# TASK BRIEF:
Each entry below is to be transcribed exactly.
= = = = =
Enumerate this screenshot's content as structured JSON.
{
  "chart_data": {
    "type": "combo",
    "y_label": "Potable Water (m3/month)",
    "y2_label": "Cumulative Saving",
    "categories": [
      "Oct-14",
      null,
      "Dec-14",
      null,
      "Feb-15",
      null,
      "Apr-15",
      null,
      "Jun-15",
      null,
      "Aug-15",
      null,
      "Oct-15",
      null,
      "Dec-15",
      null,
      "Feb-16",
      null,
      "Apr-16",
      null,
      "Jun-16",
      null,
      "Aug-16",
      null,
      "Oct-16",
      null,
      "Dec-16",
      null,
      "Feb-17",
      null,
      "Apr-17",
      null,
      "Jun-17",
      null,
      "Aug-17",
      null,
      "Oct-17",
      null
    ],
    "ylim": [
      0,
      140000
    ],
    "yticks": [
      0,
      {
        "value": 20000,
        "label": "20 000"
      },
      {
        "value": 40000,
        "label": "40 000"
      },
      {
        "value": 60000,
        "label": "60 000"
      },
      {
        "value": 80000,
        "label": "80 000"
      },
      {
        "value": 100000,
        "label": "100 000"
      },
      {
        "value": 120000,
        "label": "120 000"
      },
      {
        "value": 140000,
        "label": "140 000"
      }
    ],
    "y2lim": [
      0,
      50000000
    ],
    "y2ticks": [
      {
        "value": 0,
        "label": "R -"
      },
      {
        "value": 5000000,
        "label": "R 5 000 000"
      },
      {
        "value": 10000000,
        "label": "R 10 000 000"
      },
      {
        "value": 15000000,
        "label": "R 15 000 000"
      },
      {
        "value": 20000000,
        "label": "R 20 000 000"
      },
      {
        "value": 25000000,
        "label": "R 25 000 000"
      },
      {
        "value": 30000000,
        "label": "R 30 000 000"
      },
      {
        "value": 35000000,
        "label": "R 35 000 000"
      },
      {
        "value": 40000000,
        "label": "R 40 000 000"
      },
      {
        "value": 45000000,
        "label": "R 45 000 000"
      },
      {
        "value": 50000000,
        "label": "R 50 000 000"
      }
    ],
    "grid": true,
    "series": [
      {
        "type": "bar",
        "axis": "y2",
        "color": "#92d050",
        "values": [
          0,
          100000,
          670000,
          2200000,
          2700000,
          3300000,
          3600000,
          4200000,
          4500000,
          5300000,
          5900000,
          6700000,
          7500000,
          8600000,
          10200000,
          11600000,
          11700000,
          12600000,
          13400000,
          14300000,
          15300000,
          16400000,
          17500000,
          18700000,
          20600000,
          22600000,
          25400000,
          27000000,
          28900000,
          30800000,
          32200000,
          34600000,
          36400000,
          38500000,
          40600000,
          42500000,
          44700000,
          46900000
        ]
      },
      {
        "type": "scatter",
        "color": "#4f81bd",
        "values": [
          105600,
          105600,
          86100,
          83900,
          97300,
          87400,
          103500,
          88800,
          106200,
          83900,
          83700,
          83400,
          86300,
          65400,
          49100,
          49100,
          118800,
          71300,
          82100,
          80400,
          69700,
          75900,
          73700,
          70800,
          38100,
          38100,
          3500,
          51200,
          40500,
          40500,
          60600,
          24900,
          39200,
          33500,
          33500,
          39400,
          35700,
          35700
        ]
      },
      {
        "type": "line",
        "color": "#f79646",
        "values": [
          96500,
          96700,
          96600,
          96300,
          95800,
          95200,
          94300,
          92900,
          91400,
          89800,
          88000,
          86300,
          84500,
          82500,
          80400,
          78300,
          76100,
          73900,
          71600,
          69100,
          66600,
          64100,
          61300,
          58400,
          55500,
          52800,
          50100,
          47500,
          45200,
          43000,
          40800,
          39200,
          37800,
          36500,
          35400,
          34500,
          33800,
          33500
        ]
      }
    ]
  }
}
= = = = =
# TASK ANSWER:
Enumerate this screenshot's content as structured JSON.
{
  "chart_data": {
    "type": "combo",
    "y_label": "Potable Water (m3/month)",
    "y2_label": "Cumulative Saving",
    "categories": [
      "Oct-14",
      null,
      "Dec-14",
      null,
      "Feb-15",
      null,
      "Apr-15",
      null,
      "Jun-15",
      null,
      "Aug-15",
      null,
      "Oct-15",
      null,
      "Dec-15",
      null,
      "Feb-16",
      null,
      "Apr-16",
      null,
      "Jun-16",
      null,
      "Aug-16",
      null,
      "Oct-16",
      null,
      "Dec-16",
      null,
      "Feb-17",
      null,
      "Apr-17",
      null,
      "Jun-17",
      null,
      "Aug-17",
      null,
      "Oct-17",
      null
    ],
    "ylim": [
      0,
      140000
    ],
    "yticks": [
      0,
      {
        "value": 20000,
        "label": "20 000"
      },
      {
        "value": 40000,
        "label": "40 000"
      },
      {
        "value": 60000,
        "label": "60 000"
      },
      {
        "value": 80000,
        "label": "80 000"
      },
      {
        "value": 100000,
        "label": "100 000"
      },
      {
        "value": 120000,
        "label": "120 000"
      },
      {
        "value": 140000,
        "label": "140 000"
      }
    ],
    "y2lim": [
      0,
      50000000
    ],
    "y2ticks": [
      {
        "value": 0,
        "label": "R -"
      },
      {
        "value": 5000000,
        "label": "R 5 000 000"
      },
      {
        "value": 10000000,
        "label": "R 10 000 000"
      },
      {
        "value": 15000000,
        "label": "R 15 000 000"
      },
      {
        "value": 20000000,
        "label": "R 20 000 000"
      },
      {
        "value": 25000000,
        "label": "R 25 000 000"
      },
      {
        "value": 30000000,
        "label": "R 30 000 000"
      },
      {
        "value": 35000000,
        "label": "R 35 000 000"
      },
      {
        "value": 40000000,
        "label": "R 40 000 000"
      },
      {
        "value": 45000000,
        "label": "R 45 000 000"
      },
      {
        "value": 50000000,
        "label": "R 50 000 000"
      }
    ],
    "grid": true,
    "series": [
      {
        "type": "bar",
        "axis": "y2",
        "color": "#92d050",
        "values": [
          0,
          100000,
          670000,
          2200000,
          2700000,
          3300000,
          3600000,
          4200000,
          4500000,
          5300000,
          5900000,
          6700000,
          7500000,
          8600000,
          10200000,
          11600000,
          11700000,
          12600000,
          13400000,
          14300000,
          15300000,
          16400000,
          17500000,
          18700000,
          20600000,
          22600000,
          25400000,
          27000000,
          28900000,
          30800000,
          32200000,
          34600000,
          36400000,
          38500000,
          40600000,
          42500000,
          44700000,
          46900000
        ]
      },
      {
        "type": "scatter",
        "color": "#4f81bd",
        "values": [
          105600,
          105600,
          86100,
          83900,
          97300,
          87400,
          103500,
          88800,
          106200,
          83900,
          83700,
          83400,
          86300,
          65400,
          49100,
          49100,
          118800,
          71300,
          82100,
          80400,
          69700,
          75900,
          73700,
          70800,
          38100,
          38100,
          3500,
          51200,
          40500,
          40500,
          60600,
          24900,
          39200,
          33500,
          33500,
          39400,
          35700,
          35700
        ]
      },
      {
        "type": "line",
        "color": "#f79646",
        "values": [
          96500,
          96700,
          96600,
          96300,
          95800,
          95200,
          94300,
          92900,
          91400,
          89800,
          88000,
          86300,
          84500,
          82500,
          80400,
          78300,
          76100,
          73900,
          71600,
          69100,
          66600,
          64100,
          61300,
          58400,
          55500,
          52800,
          50100,
          47500,
          45200,
          43000,
          40800,
          39200,
          37800,
          36500,
          35400,
          34500,
          33800,
          33500
        ]
      }
    ]
  }
}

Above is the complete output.